▶ AIM OF THE EXERCISE
Below are some entries. Copy each line in them that holds "Operative".

[Data records for software interfaces]
>>>
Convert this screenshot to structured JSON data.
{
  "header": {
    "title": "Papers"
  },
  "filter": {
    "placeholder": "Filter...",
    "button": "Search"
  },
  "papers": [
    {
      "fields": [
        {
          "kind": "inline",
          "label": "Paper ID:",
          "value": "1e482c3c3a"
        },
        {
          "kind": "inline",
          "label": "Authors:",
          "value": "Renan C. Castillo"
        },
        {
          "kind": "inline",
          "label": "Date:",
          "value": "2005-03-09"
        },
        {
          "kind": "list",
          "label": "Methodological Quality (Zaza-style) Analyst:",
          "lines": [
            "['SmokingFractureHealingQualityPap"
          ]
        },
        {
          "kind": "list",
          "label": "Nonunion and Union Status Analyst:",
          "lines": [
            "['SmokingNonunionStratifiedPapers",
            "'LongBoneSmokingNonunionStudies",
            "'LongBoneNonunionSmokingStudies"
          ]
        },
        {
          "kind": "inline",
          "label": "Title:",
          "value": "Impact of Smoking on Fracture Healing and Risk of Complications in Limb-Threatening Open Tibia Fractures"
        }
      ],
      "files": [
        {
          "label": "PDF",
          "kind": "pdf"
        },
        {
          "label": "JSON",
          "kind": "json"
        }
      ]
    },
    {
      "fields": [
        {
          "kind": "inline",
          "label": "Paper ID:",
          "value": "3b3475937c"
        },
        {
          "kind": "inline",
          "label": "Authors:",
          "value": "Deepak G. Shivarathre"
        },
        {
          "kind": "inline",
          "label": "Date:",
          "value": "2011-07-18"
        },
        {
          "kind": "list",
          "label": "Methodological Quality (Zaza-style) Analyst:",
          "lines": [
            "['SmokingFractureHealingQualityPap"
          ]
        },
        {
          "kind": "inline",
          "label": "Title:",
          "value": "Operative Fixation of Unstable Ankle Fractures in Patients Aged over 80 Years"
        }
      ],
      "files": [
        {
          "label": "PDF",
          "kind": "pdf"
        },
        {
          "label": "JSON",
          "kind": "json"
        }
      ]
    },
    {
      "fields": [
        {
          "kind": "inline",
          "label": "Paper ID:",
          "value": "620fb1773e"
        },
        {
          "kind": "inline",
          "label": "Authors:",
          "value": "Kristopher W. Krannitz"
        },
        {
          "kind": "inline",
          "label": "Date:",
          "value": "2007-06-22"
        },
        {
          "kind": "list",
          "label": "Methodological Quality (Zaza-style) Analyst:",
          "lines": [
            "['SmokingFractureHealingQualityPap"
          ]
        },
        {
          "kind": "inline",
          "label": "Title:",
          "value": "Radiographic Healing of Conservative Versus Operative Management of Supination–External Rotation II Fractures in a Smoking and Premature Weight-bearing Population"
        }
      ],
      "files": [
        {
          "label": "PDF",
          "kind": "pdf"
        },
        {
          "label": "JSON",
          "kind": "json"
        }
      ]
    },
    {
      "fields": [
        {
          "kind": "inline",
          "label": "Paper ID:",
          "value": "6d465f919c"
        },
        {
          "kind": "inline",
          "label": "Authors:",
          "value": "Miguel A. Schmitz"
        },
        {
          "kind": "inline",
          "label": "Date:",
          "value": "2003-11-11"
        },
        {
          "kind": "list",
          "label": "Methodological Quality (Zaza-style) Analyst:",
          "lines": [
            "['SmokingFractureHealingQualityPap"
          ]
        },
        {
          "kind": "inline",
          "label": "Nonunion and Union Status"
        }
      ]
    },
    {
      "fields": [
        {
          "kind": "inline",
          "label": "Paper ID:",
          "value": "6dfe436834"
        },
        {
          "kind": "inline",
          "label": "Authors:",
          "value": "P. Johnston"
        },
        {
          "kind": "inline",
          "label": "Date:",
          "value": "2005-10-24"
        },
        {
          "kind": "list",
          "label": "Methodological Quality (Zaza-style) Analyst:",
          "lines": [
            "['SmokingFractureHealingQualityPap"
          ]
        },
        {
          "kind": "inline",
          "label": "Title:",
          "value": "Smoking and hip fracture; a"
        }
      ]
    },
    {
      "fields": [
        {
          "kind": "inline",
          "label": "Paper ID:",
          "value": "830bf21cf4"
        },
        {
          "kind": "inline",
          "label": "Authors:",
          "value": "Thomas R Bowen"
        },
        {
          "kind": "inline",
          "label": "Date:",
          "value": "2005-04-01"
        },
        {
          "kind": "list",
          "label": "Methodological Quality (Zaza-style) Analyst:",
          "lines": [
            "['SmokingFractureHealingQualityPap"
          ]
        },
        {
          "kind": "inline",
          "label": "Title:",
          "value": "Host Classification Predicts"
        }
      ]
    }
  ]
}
<<<
▶ ANSWER
          "value": "Operative Fixation of Unstable Ankle Fractures in Patients Aged over 80 Years"
          "value": "Radiographic Healing of Conservative Versus Operative Management of Supination–External Rotation II Fractures in a Smoking and Premature Weight-bearing Population"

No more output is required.